CHALLENGE: Look through the material and copy each line holding "eléctricas".

EXERCISE DATA:

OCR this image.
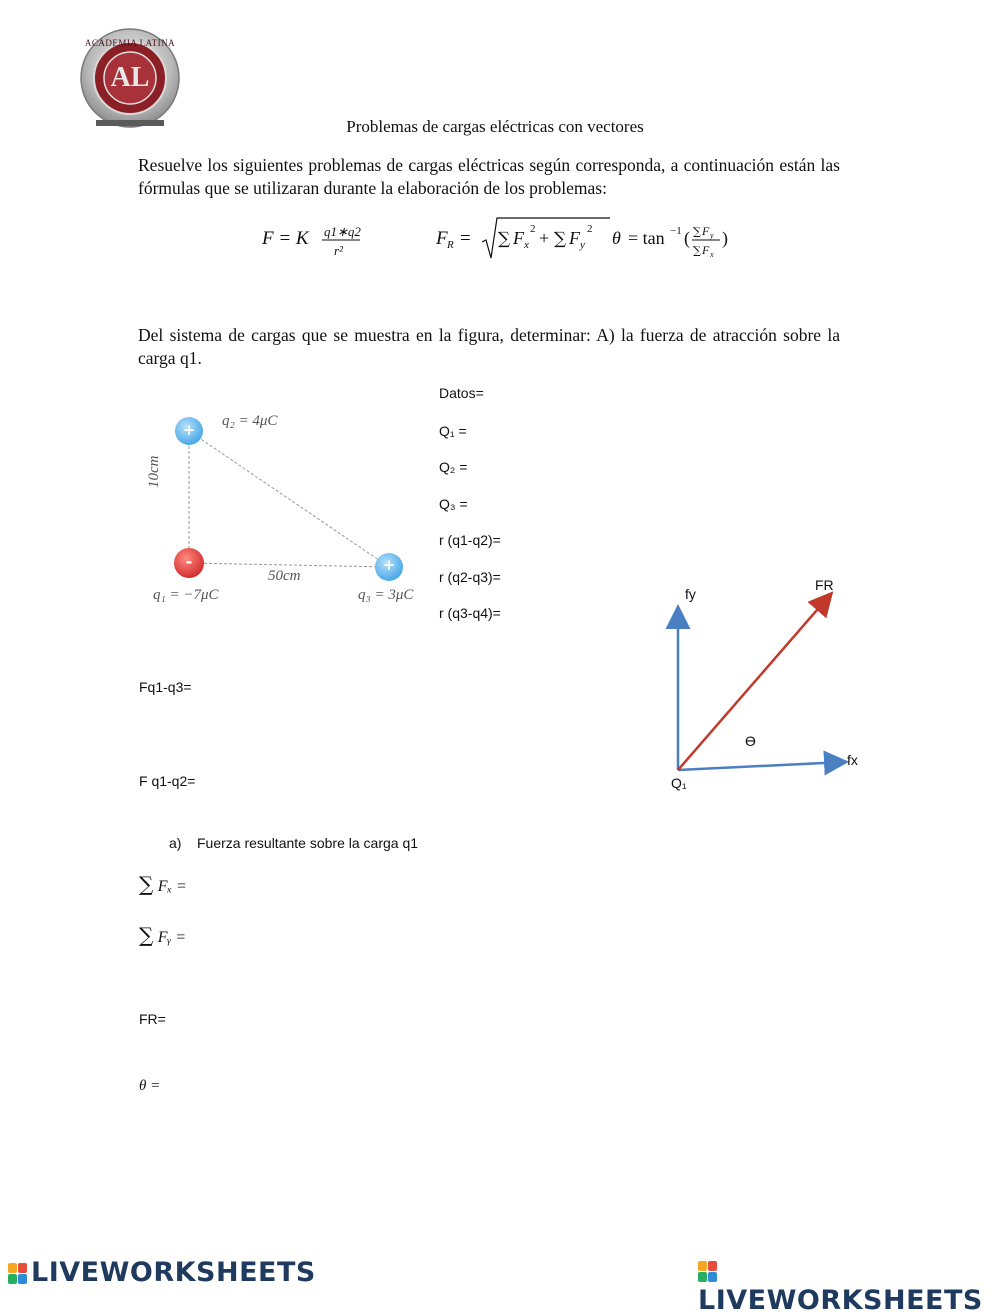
AL
ACADEMIA LATINA
Problemas de cargas eléctricas con vectores
Resuelve los siguientes problemas de cargas eléctricas según corresponda, a continuación están las fórmulas que se utilizaran durante la elaboración de los problemas:
F = K q1∗q2
r²
F R = ∑ F x
2 + ∑ F y
2 θ = tan −1 ( ∑ F y
∑ F x
)
Del sistema de cargas que se muestra en la figura, determinar: A) la fuerza de atracción sobre la carga q1.
+
-	+
q₂ = 4μC
q₁ = −7μC	q₃ = 3μC
50cm
10cm
Datos=
Q₁ =
Q₂ =
Q₃ =
r (q1-q2)=
r (q2-q3)=
r (q3-q4)=
fy
FR
fx
ϴ
Q₁
Fq1-q3=
F q1-q2=
a) Fuerza resultante sobre la carga q1
∑ Fₓ =
∑ Fᵧ =
FR=
θ =
LIVEWORKSHEETS
LIVEWORKSHEETS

SOLUTION:
Problemas de cargas eléctricas con vectores
Resuelve los siguientes problemas de cargas eléctricas según corresponda, a continuación están las fórmulas que se utilizaran durante la elaboración de los problemas:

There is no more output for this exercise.